— begin —
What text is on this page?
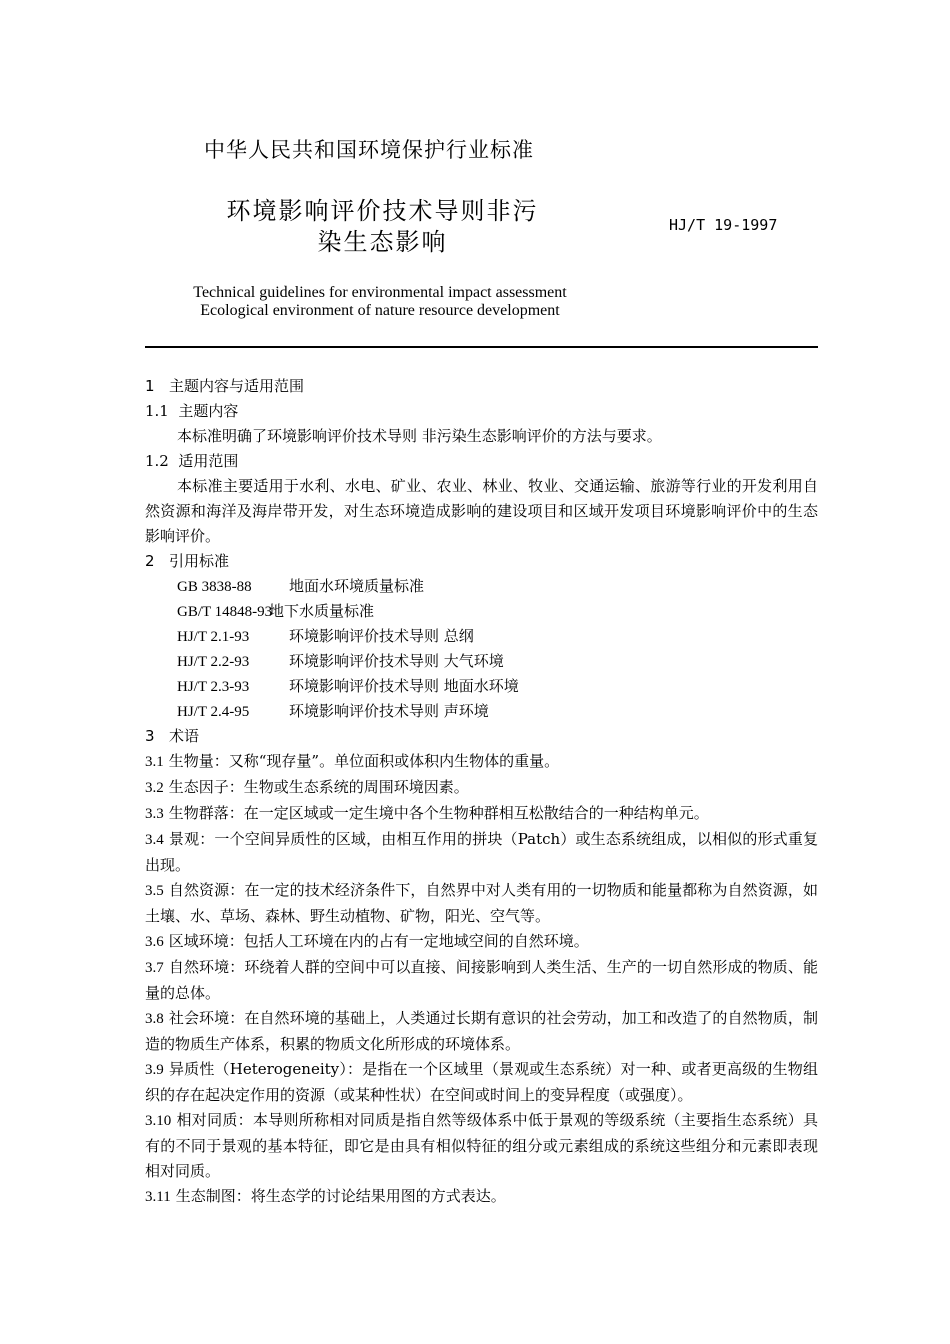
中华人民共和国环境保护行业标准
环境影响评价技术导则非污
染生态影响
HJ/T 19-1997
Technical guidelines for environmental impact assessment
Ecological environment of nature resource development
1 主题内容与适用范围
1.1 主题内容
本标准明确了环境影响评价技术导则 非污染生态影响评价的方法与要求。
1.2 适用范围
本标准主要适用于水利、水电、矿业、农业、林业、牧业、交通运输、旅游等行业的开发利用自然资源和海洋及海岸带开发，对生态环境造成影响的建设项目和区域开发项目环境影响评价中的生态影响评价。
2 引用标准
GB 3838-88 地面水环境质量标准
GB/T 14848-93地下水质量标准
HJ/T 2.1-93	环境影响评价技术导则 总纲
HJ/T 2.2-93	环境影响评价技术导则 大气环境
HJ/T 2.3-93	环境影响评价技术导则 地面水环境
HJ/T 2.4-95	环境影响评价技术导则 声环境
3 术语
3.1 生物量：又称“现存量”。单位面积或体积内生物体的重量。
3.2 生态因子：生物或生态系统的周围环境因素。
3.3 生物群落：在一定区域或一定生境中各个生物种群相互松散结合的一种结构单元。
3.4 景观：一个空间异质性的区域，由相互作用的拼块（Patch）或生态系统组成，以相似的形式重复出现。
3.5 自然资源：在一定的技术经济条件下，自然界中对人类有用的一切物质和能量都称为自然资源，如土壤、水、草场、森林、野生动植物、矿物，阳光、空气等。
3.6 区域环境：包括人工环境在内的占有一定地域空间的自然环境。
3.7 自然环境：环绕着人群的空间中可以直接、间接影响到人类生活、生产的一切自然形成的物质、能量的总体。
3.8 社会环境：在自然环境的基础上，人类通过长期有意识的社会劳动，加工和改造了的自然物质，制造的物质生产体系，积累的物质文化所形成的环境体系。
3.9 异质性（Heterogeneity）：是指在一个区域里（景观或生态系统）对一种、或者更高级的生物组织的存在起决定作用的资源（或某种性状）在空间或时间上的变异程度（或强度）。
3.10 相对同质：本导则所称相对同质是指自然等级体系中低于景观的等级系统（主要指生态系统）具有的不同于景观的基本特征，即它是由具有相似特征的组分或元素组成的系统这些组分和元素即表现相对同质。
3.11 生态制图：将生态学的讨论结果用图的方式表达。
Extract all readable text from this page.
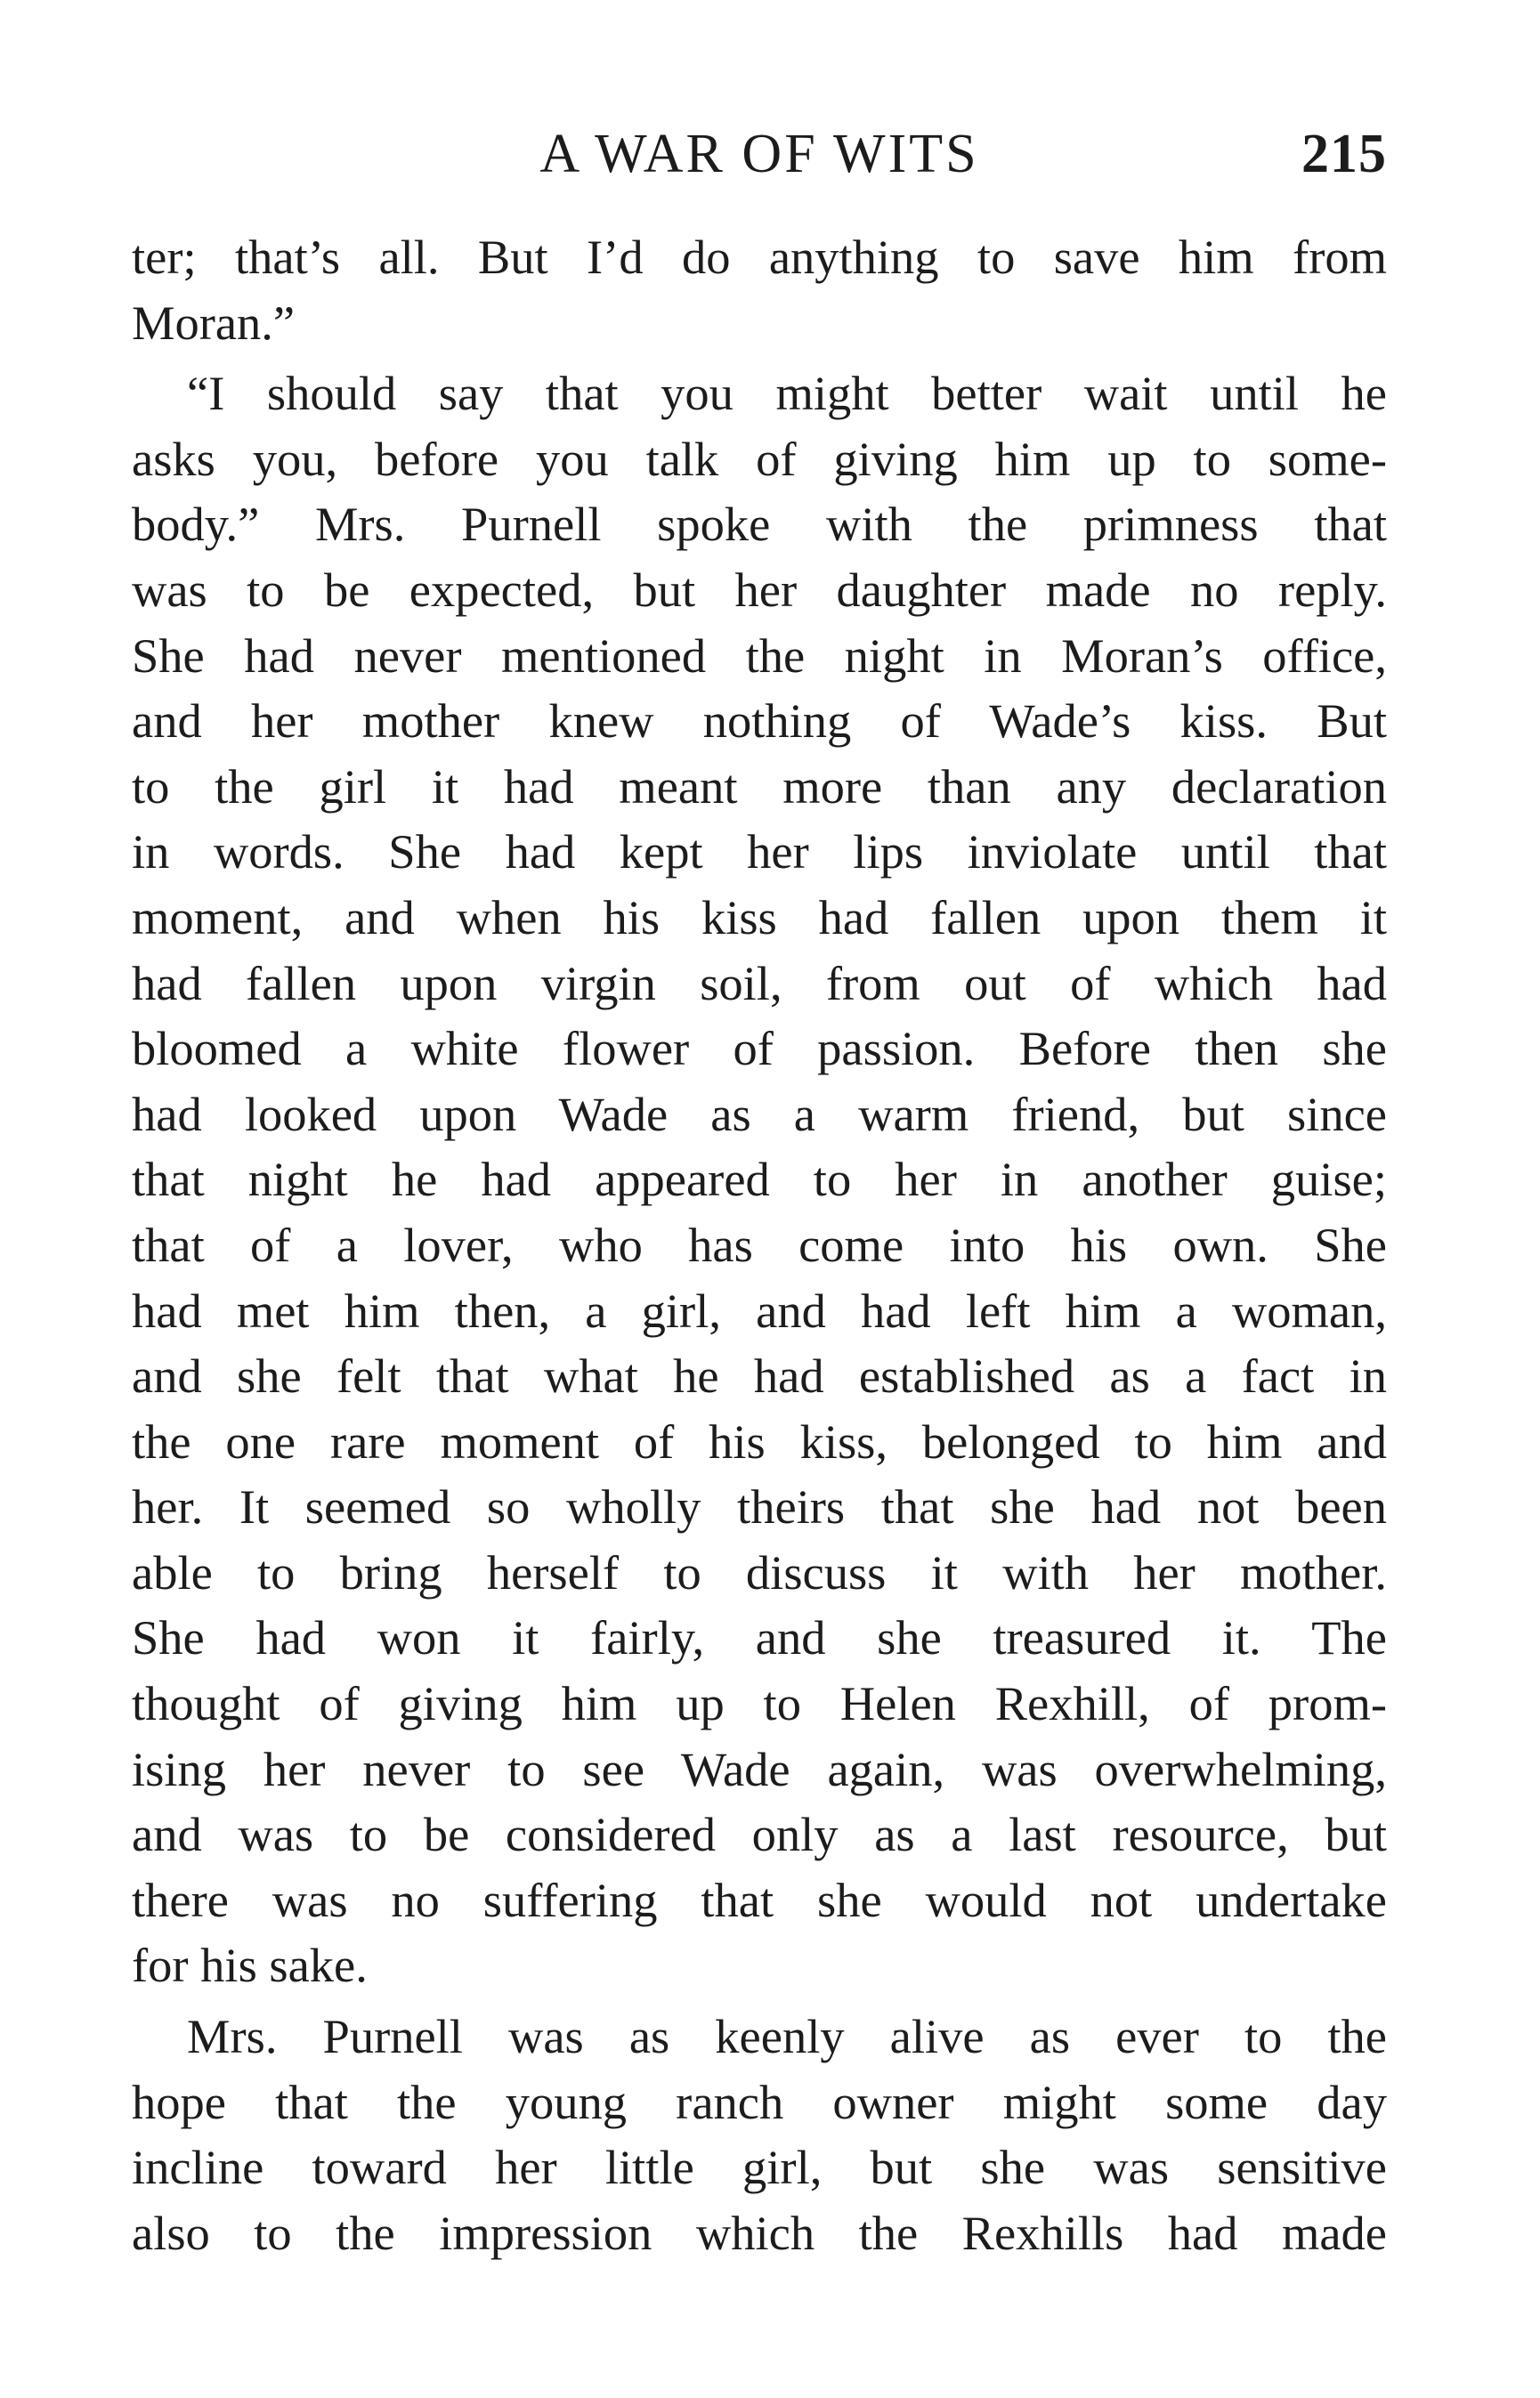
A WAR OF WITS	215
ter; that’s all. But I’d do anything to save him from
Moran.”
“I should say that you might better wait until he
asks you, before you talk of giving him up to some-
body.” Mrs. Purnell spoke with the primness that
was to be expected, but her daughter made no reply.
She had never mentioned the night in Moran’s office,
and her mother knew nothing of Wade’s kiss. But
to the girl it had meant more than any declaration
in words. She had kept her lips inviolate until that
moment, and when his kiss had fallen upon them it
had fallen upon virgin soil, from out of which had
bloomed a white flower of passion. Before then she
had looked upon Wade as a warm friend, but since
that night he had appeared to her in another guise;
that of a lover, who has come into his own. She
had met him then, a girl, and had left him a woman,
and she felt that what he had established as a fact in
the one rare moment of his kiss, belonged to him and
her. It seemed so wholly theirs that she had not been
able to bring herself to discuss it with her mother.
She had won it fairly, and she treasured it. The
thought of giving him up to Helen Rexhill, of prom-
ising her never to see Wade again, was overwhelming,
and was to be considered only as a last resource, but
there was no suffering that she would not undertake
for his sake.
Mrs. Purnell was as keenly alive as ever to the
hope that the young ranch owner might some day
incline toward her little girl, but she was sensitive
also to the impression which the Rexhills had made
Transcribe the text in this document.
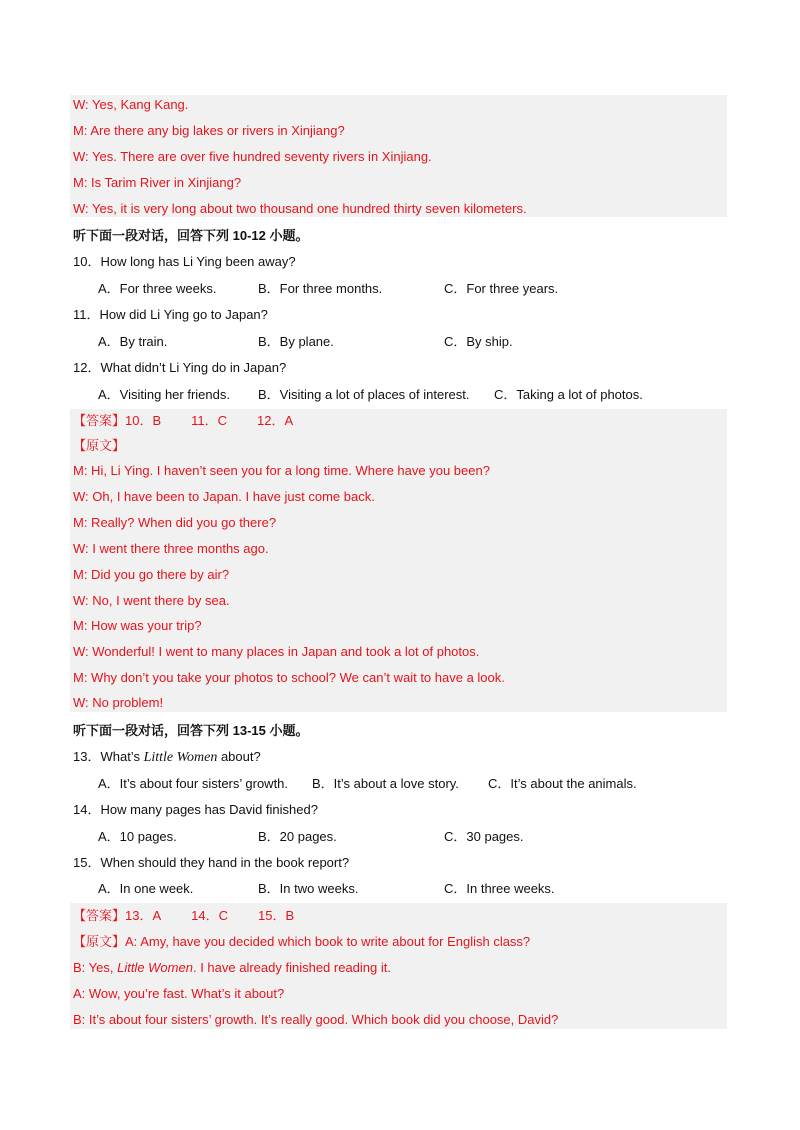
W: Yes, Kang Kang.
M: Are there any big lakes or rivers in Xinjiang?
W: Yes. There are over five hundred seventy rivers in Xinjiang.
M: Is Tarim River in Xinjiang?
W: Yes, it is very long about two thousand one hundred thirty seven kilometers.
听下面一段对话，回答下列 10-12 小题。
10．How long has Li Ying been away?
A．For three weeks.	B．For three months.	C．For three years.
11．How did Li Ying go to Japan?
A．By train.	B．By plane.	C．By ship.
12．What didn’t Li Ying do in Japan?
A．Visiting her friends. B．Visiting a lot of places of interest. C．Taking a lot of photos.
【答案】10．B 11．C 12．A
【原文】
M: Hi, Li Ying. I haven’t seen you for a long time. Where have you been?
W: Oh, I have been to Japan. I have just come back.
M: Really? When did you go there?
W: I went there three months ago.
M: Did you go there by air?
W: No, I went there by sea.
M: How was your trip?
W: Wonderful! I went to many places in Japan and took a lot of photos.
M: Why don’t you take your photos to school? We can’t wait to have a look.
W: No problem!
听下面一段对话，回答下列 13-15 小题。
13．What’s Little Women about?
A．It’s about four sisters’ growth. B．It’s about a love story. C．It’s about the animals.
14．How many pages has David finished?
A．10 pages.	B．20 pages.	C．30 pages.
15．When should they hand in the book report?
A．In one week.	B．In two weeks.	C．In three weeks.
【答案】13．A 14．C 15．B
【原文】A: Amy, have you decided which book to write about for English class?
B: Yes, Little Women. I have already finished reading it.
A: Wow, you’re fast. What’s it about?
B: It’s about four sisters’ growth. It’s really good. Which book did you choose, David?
— end —
WORK TO DO
Omitting all images, retype each line of the records precisely.

FINISHED ANSWER
What text is on this page?
中华人民共和国环境保护行业标准
环境影响评价技术导则非污
染生态影响
HJ/T 19-1997
Technical guidelines for environmental impact assessment
Ecological environment of nature resource development
1 主题内容与适用范围
1.1 主题内容
本标准明确了环境影响评价技术导则 非污染生态影响评价的方法与要求。
1.2 适用范围
本标准主要适用于水利、水电、矿业、农业、林业、牧业、交通运输、旅游等行业的开发利用自然资源和海洋及海岸带开发，对生态环境造成影响的建设项目和区域开发项目环境影响评价中的生态影响评价。
2 引用标准
GB 3838-88 地面水环境质量标准
GB/T 14848-93地下水质量标准
HJ/T 2.1-93	环境影响评价技术导则 总纲
HJ/T 2.2-93	环境影响评价技术导则 大气环境
HJ/T 2.3-93	环境影响评价技术导则 地面水环境
HJ/T 2.4-95	环境影响评价技术导则 声环境
3 术语
3.1 生物量：又称“现存量”。单位面积或体积内生物体的重量。
3.2 生态因子：生物或生态系统的周围环境因素。
3.3 生物群落：在一定区域或一定生境中各个生物种群相互松散结合的一种结构单元。
3.4 景观：一个空间异质性的区域，由相互作用的拼块（Patch）或生态系统组成，以相似的形式重复出现。
3.5 自然资源：在一定的技术经济条件下，自然界中对人类有用的一切物质和能量都称为自然资源，如土壤、水、草场、森林、野生动植物、矿物，阳光、空气等。
3.6 区域环境：包括人工环境在内的占有一定地域空间的自然环境。
3.7 自然环境：环绕着人群的空间中可以直接、间接影响到人类生活、生产的一切自然形成的物质、能量的总体。
3.8 社会环境：在自然环境的基础上，人类通过长期有意识的社会劳动，加工和改造了的自然物质，制造的物质生产体系，积累的物质文化所形成的环境体系。
3.9 异质性（Heterogeneity）：是指在一个区域里（景观或生态系统）对一种、或者更高级的生物组织的存在起决定作用的资源（或某种性状）在空间或时间上的变异程度（或强度）。
3.10 相对同质：本导则所称相对同质是指自然等级体系中低于景观的等级系统（主要指生态系统）具有的不同于景观的基本特征，即它是由具有相似特征的组分或元素组成的系统这些组分和元素即表现相对同质。
3.11 生态制图：将生态学的讨论结果用图的方式表达。
Extract all readable text from this page.
A WAR OF WITS	215
ter; that’s all. But I’d do anything to save him from
Moran.”
“I should say that you might better wait until he
asks you, before you talk of giving him up to some-
body.” Mrs. Purnell spoke with the primness that
was to be expected, but her daughter made no reply.
She had never mentioned the night in Moran’s office,
and her mother knew nothing of Wade’s kiss. But
to the girl it had meant more than any declaration
in words. She had kept her lips inviolate until that
moment, and when his kiss had fallen upon them it
had fallen upon virgin soil, from out of which had
bloomed a white flower of passion. Before then she
had looked upon Wade as a warm friend, but since
that night he had appeared to her in another guise;
that of a lover, who has come into his own. She
had met him then, a girl, and had left him a woman,
and she felt that what he had established as a fact in
the one rare moment of his kiss, belonged to him and
her. It seemed so wholly theirs that she had not been
able to bring herself to discuss it with her mother.
She had won it fairly, and she treasured it. The
thought of giving him up to Helen Rexhill, of prom-
ising her never to see Wade again, was overwhelming,
and was to be considered only as a last resource, but
there was no suffering that she would not undertake
for his sake.
Mrs. Purnell was as keenly alive as ever to the
hope that the young ranch owner might some day
incline toward her little girl, but she was sensitive
also to the impression which the Rexhills had made
Transcribe the text in this document.
W: Yes, Kang Kang.
M: Are there any big lakes or rivers in Xinjiang?
W: Yes. There are over five hundred seventy rivers in Xinjiang.
M: Is Tarim River in Xinjiang?
W: Yes, it is very long about two thousand one hundred thirty seven kilometers.
听下面一段对话，回答下列 10-12 小题。
10．How long has Li Ying been away?
A．For three weeks.	B．For three months.	C．For three years.
11．How did Li Ying go to Japan?
A．By train.	B．By plane.	C．By ship.
12．What didn’t Li Ying do in Japan?
A．Visiting her friends. B．Visiting a lot of places of interest. C．Taking a lot of photos.
【答案】10．B 11．C 12．A
【原文】
M: Hi, Li Ying. I haven’t seen you for a long time. Where have you been?
W: Oh, I have been to Japan. I have just come back.
M: Really? When did you go there?
W: I went there three months ago.
M: Did you go there by air?
W: No, I went there by sea.
M: How was your trip?
W: Wonderful! I went to many places in Japan and took a lot of photos.
M: Why don’t you take your photos to school? We can’t wait to have a look.
W: No problem!
听下面一段对话，回答下列 13-15 小题。
13．What’s Little Women about?
A．It’s about four sisters’ growth. B．It’s about a love story. C．It’s about the animals.
14．How many pages has David finished?
A．10 pages.	B．20 pages.	C．30 pages.
15．When should they hand in the book report?
A．In one week.	B．In two weeks.	C．In three weeks.
【答案】13．A 14．C 15．B
【原文】A: Amy, have you decided which book to write about for English class?
B: Yes, Little Women. I have already finished reading it.
A: Wow, you’re fast. What’s it about?
B: It’s about four sisters’ growth. It’s really good. Which book did you choose, David?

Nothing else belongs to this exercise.